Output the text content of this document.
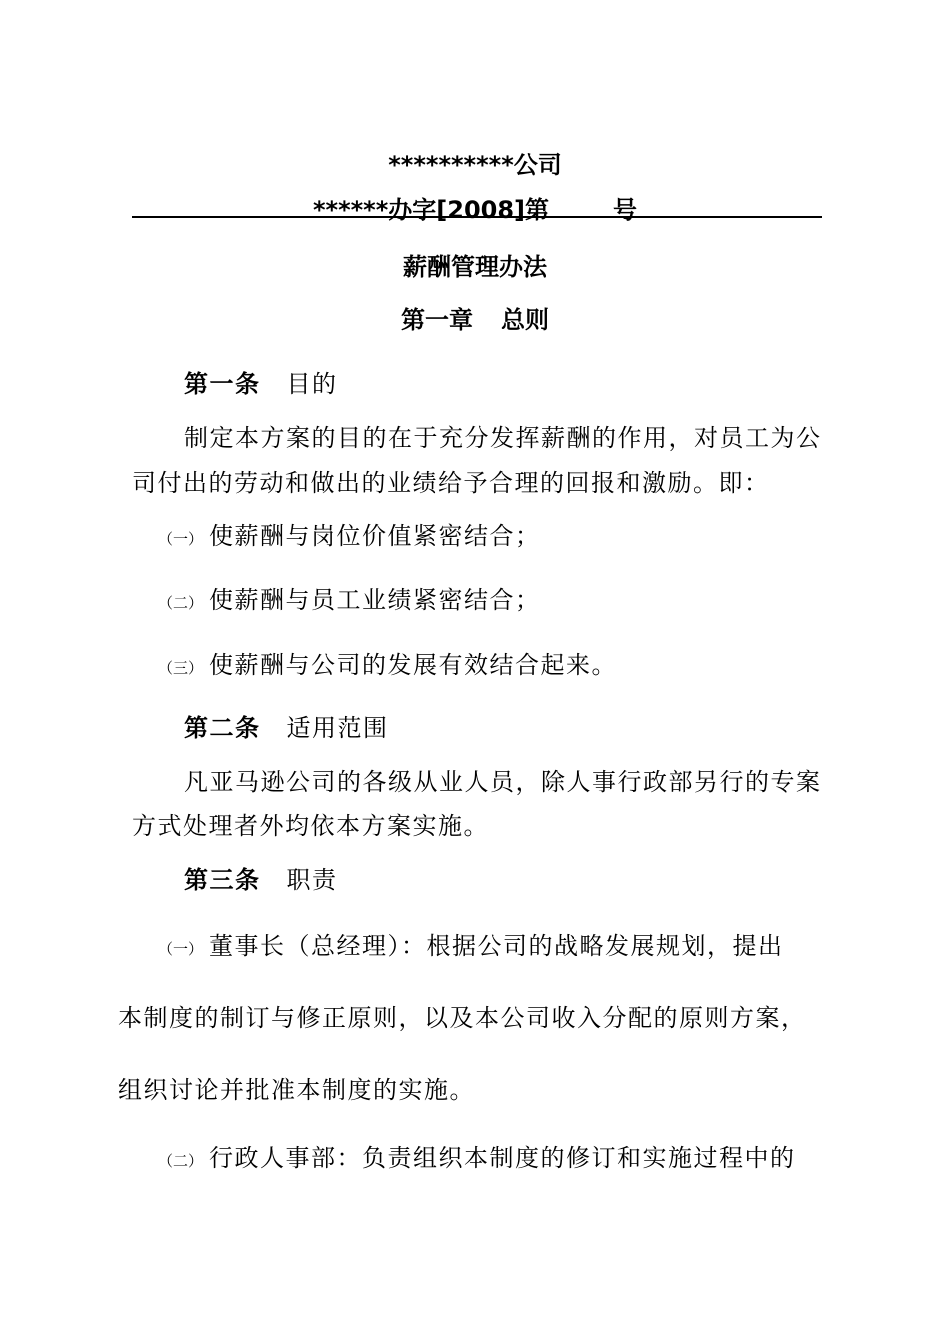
**********公司
******办字[2008]第	号
薪酬管理办法
第一章 总则
第一条 目的
制定本方案的目的在于充分发挥薪酬的作用，对员工为公
司付出的劳动和做出的业绩给予合理的回报和激励。即：
（一） 使薪酬与岗位价值紧密结合；
（二） 使薪酬与员工业绩紧密结合；
（三） 使薪酬与公司的发展有效结合起来。
第二条 适用范围
凡亚马逊公司的各级从业人员，除人事行政部另行的专案
方式处理者外均依本方案实施。
第三条 职责
（一） 董事长（总经理）：根据公司的战略发展规划，提出
本制度的制订与修正原则，以及本公司收入分配的原则方案，
组织讨论并批准本制度的实施。
（二） 行政人事部：负责组织本制度的修订和实施过程中的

## [GIVEN PROBLEM]
Each record should be quoted exactly, with the images omitted.

## [TASK OUTPUT]
Output the text content of this document.
**********公司
******办字[2008]第	号
薪酬管理办法
第一章 总则
第一条 目的
制定本方案的目的在于充分发挥薪酬的作用，对员工为公
司付出的劳动和做出的业绩给予合理的回报和激励。即：
（一） 使薪酬与岗位价值紧密结合；
（二） 使薪酬与员工业绩紧密结合；
（三） 使薪酬与公司的发展有效结合起来。
第二条 适用范围
凡亚马逊公司的各级从业人员，除人事行政部另行的专案
方式处理者外均依本方案实施。
第三条 职责
（一） 董事长（总经理）：根据公司的战略发展规划，提出
本制度的制订与修正原则，以及本公司收入分配的原则方案，
组织讨论并批准本制度的实施。
（二） 行政人事部：负责组织本制度的修订和实施过程中的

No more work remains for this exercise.